## Exercise prompt
Print out every line, exactly as written.
═══ Raw records ═══
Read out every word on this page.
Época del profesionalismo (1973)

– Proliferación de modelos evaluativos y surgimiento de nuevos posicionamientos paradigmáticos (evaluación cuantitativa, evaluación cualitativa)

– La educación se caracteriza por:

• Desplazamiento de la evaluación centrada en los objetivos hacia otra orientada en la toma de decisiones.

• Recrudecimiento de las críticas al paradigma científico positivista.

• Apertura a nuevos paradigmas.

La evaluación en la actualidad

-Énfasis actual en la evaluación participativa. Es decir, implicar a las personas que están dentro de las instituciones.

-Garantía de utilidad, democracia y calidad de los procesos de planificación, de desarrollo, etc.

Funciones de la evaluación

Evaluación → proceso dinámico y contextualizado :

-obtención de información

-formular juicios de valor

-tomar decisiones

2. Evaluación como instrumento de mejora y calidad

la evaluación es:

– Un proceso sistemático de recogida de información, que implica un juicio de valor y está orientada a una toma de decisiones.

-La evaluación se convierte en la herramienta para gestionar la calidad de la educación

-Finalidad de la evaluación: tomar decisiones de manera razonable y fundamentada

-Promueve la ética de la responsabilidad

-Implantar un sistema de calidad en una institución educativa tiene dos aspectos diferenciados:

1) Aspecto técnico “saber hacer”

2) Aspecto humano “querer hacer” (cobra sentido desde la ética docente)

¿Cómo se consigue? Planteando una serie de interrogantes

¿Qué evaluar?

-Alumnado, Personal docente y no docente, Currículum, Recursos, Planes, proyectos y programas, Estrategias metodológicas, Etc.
═══
## Written solution
Read out every word on this page.
Época del profesionalismo (1973)

– Proliferación de modelos evaluativos y surgimiento de nuevos posicionamientos paradigmáticos (evaluación cuantitativa, evaluación cualitativa)

– La educación se caracteriza por:

• Desplazamiento de la evaluación centrada en los objetivos hacia otra orientada en la toma de decisiones.

• Recrudecimiento de las críticas al paradigma científico positivista.

• Apertura a nuevos paradigmas.

La evaluación en la actualidad

-Énfasis actual en la evaluación participativa. Es decir, implicar a las personas que están dentro de las instituciones.

-Garantía de utilidad, democracia y calidad de los procesos de planificación, de desarrollo, etc.

Funciones de la evaluación

Evaluación → proceso dinámico y contextualizado :

-obtención de información

-formular juicios de valor

-tomar decisiones

2. Evaluación como instrumento de mejora y calidad

la evaluación es:

– Un proceso sistemático de recogida de información, que implica un juicio de valor y está orientada a una toma de decisiones.

-La evaluación se convierte en la herramienta para gestionar la calidad de la educación

-Finalidad de la evaluación: tomar decisiones de manera razonable y fundamentada

-Promueve la ética de la responsabilidad

-Implantar un sistema de calidad en una institución educativa tiene dos aspectos diferenciados:

1) Aspecto técnico “saber hacer”

2) Aspecto humano “querer hacer” (cobra sentido desde la ética docente)

¿Cómo se consigue? Planteando una serie de interrogantes

¿Qué evaluar?

-Alumnado, Personal docente y no docente, Currículum, Recursos, Planes, proyectos y programas, Estrategias metodológicas, Etc.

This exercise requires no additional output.